> [What you are asked to do] Continue the reply about removing the QXXX_ prefix from SPSS variable names, starting after its final sentence.

> [Supplied text]
════════════════════

At 12:53 PM 9/21/2006, Zina Karapetyan wrote:

>I have a file with over a 100 variables named Q101_ofcsp, Q102_ofceq, >Q103_clean, Q107_cereq, Q108_load, Q109_oppor, Q110_descr, etc. I need >to get rid of the QXXX_ part for every variable; that is to rename >Q101_ofcsp to ofcsp, etc. Is there a way to do this in SPSS besides >using RENAME VARIABLES? Any help would be greatly appreciated.

"Is there a way to do this in SPSS besides using RENAME VARIABLES?" No, in syntax there isn't; either RENAME VARIABLES, or RENAME= on a SAVE, GET, ADD FILES, or MATCH FILES. The question is (or, it may be), can you generate those 100-odd RENAME specifications (like "Q110_descr=descr") without writing them?

See http://www.spsstools.net/Syntax/LabelsAndVariableNames/ChangeCharacterAtBeginningOfEachVarNames.txt which does almost exactly what you want. It uses FLIP to get the existing list of variables; I think that loses the string variables, though.

Two other ways: if you have OMS (was that SPSS 12?), you can use it to get the data dictionary (the list of variables), and generate the RENAME specifications from it. See my posting "Data dictionary in SPSS", Wed, 6 Sep 2006 13:30:05 -0400. That keeps all variables.

Or, if you have SPSS 14+, Python code (BEGIN PROGRAM/ END PROGRAM) has direct access to the data dictionary with the variable namse. It has string functions that are plenty good enough to break the name into pieces and build the RENAME statement; and can run the result directly, using its spss.submit function.

════════════════════

> [Extracted entries]

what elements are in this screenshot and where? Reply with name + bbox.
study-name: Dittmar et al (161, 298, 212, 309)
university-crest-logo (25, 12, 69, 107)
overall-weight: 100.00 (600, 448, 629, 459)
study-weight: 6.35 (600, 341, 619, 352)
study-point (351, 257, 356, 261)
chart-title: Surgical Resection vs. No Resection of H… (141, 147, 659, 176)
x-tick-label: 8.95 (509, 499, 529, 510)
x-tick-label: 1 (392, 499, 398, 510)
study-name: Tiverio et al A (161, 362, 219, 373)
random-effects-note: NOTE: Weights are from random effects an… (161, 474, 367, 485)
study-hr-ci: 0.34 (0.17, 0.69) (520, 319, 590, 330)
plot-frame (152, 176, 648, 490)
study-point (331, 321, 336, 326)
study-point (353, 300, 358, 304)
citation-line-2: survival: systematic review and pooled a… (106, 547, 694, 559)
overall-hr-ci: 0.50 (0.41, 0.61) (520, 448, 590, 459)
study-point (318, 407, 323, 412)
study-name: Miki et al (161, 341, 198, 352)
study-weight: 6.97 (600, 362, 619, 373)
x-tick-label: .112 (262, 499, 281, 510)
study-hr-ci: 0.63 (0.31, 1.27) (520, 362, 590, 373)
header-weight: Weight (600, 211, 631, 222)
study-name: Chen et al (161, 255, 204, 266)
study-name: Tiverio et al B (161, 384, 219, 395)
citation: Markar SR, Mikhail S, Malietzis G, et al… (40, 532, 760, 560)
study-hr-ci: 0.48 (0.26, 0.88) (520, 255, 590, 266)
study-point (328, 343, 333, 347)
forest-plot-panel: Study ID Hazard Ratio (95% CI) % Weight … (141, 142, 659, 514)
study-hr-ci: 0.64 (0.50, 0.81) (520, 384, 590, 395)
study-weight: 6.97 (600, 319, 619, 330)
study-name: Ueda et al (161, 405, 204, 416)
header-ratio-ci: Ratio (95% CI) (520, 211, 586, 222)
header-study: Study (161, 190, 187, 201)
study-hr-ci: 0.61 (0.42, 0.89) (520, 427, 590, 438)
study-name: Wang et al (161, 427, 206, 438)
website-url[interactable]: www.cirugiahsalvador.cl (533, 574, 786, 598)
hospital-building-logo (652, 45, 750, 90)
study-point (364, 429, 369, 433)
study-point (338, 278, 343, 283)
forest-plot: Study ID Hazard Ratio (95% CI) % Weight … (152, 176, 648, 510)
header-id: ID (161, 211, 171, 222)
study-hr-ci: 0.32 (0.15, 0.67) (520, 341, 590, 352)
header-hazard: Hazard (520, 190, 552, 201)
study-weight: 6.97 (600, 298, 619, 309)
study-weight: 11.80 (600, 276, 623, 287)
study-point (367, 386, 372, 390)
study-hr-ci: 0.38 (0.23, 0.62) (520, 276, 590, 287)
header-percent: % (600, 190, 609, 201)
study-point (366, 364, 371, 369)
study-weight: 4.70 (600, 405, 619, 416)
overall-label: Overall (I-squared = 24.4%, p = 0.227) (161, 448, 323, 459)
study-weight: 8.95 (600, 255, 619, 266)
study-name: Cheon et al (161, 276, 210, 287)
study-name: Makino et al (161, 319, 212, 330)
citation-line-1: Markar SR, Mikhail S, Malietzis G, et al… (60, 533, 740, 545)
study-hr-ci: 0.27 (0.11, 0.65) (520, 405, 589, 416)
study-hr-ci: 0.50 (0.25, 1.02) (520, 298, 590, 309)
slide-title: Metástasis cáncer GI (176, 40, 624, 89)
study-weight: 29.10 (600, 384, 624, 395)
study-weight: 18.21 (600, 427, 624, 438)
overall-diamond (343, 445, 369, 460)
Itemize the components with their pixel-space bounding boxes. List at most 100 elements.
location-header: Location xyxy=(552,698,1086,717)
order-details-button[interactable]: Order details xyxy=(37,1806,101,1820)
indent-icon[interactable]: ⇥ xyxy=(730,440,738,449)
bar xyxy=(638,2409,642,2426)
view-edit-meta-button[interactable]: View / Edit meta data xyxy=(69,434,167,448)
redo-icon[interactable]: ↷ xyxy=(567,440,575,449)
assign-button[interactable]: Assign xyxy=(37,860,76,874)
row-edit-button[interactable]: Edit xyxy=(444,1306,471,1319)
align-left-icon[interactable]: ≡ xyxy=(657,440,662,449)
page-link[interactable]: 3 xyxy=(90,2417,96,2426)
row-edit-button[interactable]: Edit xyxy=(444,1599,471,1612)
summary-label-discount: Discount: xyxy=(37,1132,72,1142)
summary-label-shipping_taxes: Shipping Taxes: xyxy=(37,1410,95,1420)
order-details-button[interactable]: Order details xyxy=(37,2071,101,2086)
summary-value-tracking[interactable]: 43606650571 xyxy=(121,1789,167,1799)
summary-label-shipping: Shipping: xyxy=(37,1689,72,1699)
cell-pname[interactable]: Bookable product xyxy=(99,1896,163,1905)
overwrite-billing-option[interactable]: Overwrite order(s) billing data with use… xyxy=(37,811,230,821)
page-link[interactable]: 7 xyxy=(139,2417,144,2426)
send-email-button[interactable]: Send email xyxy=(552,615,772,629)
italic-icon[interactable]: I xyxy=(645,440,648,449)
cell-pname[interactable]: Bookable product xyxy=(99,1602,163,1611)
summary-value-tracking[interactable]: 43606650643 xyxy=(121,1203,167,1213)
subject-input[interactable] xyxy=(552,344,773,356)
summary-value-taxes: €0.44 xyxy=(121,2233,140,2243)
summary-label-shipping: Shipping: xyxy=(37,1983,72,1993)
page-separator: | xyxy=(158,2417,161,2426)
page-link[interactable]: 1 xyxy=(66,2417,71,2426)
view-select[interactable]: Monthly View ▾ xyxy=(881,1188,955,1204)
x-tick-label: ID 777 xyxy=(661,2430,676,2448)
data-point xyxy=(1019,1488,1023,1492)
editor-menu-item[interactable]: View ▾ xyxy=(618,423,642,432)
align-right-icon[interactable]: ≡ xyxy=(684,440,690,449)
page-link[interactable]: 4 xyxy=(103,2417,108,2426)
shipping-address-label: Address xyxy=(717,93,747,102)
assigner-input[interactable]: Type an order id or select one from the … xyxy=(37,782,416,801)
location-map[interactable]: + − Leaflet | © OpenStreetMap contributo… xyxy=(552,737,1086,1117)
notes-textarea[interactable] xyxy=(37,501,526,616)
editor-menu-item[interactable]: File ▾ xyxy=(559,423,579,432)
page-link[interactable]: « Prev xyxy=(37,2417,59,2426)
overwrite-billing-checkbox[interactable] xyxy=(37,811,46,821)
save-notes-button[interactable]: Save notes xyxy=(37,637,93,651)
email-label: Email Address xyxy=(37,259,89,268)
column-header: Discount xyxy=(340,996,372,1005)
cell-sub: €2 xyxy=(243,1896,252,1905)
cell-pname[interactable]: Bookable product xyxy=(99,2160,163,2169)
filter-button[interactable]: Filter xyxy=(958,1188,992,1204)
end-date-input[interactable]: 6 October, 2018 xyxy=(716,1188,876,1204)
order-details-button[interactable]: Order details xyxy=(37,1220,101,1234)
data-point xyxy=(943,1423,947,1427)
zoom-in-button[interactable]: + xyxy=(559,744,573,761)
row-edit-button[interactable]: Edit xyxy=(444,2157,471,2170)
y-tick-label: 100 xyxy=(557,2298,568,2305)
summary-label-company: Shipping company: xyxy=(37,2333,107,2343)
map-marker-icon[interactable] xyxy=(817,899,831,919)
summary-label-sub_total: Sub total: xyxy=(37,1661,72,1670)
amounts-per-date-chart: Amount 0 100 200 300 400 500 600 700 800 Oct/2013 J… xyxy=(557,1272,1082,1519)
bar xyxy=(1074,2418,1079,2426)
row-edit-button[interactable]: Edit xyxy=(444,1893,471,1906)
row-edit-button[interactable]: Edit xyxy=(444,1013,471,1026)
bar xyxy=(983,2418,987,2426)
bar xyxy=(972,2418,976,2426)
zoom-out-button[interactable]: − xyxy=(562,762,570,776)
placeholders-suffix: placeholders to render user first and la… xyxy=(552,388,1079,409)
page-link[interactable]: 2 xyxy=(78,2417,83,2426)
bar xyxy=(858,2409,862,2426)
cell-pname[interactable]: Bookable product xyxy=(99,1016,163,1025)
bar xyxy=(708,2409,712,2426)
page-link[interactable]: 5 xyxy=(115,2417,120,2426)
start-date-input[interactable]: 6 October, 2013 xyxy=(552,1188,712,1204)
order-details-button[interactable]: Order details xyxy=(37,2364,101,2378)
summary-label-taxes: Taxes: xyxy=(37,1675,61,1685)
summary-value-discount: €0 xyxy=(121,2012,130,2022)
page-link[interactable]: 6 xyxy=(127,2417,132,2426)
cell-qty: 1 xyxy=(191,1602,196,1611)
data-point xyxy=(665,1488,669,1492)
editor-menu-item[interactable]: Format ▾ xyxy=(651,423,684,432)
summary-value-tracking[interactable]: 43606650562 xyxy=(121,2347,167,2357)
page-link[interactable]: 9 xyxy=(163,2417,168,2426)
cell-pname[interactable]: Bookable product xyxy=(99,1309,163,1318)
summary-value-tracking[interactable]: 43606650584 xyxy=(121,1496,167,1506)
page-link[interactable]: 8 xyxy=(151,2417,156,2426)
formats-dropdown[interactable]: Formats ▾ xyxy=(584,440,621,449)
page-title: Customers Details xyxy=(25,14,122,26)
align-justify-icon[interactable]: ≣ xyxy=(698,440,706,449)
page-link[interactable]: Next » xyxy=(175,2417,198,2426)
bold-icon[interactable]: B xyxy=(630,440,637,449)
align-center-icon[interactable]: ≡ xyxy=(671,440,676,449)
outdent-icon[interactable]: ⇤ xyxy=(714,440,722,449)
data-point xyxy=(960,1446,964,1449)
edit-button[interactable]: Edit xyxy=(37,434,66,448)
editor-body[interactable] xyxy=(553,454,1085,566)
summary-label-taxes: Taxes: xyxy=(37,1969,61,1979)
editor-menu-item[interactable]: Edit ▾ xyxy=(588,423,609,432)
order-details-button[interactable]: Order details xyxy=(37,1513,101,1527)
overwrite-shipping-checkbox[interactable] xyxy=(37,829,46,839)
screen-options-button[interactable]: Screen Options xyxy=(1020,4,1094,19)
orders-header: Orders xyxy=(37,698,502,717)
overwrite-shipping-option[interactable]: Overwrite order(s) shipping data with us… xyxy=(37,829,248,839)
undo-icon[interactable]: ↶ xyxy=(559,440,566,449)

════════════════════

> [Expected output]
Post again, if this isn't enough information.

A thought about WHETHER to do it: It looks like the prefix "QXXX_" is something like a question number from a questionnaire; the suffix is mnemonic, descriptive of the question; and you want to keep just the mnemonic part.

A lot of us, when we've a dataset with a lot of variables (100 is a lot), prefer non-mnemonic variable names like "Q110". First, "Q110" makes it clear where the variable is in the dataset, and in what context it arises. (What were the adjacent questions? What section of the questionnaire was it?) Second, "Q110" will often be easier to remember, because there are usually several equally plausible 'mnemonic' names: "descr"? "descrip"? "item_dsc"? (Long names makes this worse, not better.) I'd consider stripping the other way: Strip "Q110_descr" to "Q110", with "descr" in the variable label.